GIVEN TASK ->
Collect each line containing "JSON".

※ ※ ※

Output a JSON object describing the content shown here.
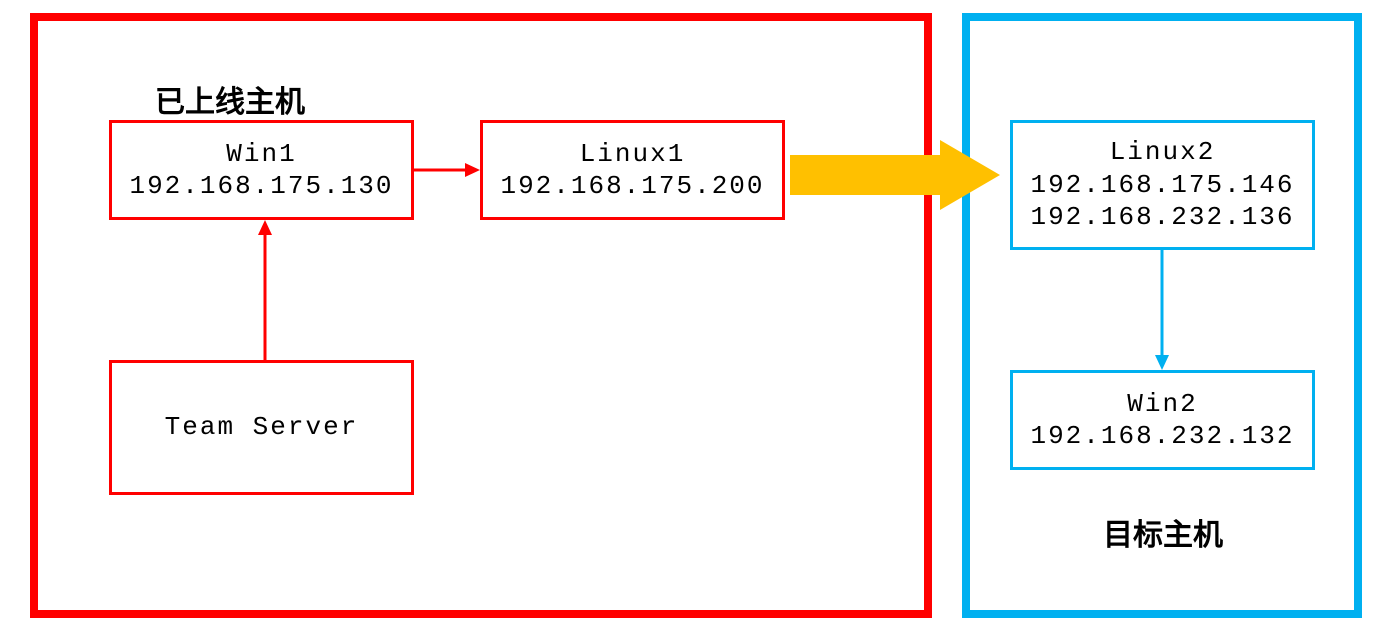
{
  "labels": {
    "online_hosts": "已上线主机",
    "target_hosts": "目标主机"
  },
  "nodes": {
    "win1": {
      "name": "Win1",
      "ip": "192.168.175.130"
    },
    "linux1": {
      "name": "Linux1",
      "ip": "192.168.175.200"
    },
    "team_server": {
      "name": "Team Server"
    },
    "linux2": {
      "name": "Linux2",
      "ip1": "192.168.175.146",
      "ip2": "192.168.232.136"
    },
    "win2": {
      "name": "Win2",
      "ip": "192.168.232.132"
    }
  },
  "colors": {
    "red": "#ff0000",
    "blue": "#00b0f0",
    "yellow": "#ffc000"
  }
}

※ ※ ※

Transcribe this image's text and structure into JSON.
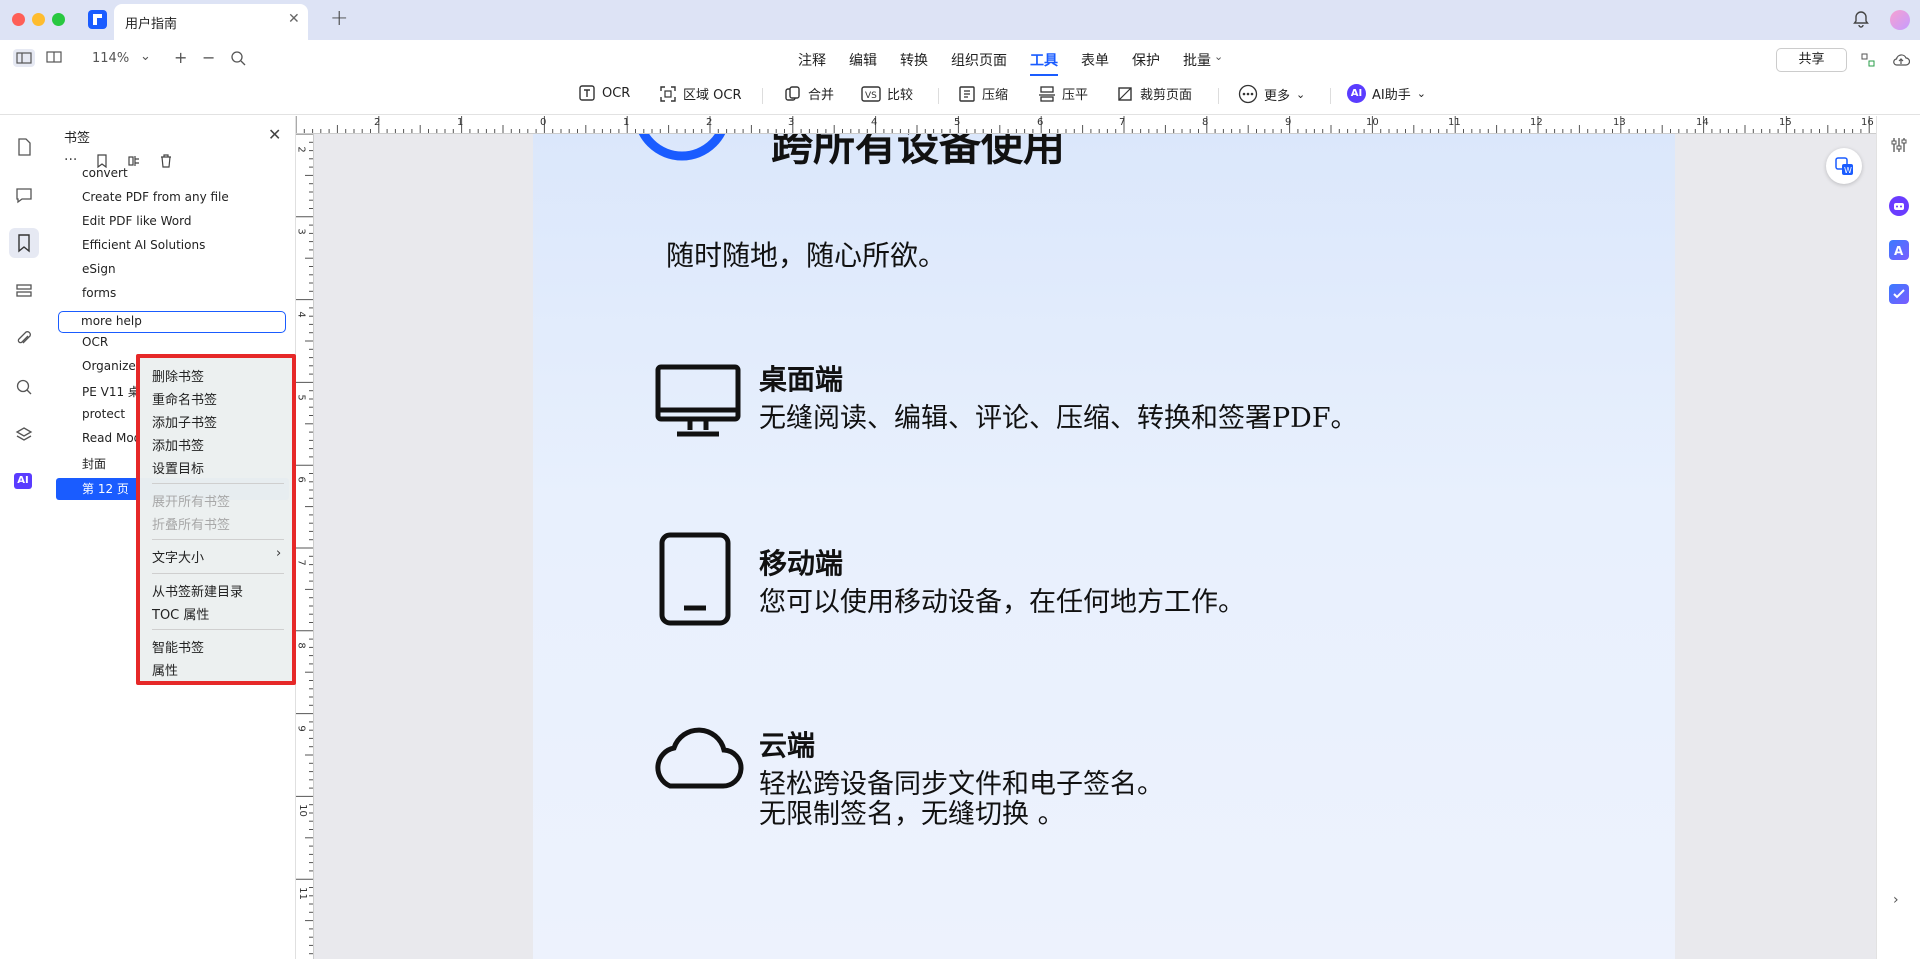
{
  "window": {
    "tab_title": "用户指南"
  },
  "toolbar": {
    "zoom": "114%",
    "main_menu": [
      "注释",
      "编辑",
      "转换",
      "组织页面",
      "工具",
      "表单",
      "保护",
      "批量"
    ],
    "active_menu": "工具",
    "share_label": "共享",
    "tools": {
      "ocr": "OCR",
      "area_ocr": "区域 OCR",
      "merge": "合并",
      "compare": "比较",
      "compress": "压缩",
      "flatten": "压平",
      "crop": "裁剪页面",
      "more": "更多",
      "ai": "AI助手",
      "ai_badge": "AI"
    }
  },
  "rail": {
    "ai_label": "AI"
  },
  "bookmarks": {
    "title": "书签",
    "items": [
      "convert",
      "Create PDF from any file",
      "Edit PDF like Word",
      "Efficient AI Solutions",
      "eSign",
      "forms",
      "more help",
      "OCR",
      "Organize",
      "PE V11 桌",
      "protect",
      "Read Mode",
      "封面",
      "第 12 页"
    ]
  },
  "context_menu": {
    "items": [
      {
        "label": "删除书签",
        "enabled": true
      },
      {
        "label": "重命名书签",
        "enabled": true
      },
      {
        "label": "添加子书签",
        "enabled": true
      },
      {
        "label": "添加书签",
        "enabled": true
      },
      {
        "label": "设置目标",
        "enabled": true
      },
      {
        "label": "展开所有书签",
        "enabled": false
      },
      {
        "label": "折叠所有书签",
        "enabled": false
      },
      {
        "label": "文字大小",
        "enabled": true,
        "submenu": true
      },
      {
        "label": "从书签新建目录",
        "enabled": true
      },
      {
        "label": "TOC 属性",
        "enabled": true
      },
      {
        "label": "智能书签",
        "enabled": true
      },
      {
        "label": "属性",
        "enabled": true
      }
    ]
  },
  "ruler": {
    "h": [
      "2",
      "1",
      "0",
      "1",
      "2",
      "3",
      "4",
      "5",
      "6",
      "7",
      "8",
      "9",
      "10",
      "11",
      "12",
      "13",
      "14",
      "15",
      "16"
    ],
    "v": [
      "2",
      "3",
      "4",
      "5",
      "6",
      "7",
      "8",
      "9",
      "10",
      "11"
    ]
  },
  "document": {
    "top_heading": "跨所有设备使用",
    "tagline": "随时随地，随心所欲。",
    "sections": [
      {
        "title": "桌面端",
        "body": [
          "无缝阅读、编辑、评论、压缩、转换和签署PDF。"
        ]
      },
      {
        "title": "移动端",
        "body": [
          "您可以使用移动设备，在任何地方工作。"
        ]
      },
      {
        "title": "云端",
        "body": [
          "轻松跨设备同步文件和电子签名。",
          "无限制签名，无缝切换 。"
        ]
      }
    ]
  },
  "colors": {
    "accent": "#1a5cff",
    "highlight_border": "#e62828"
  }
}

※ ※ ※

FULL ANSWER ->
Output a JSON object describing the content shown here.
Transcribe this image's text and structure into JSON.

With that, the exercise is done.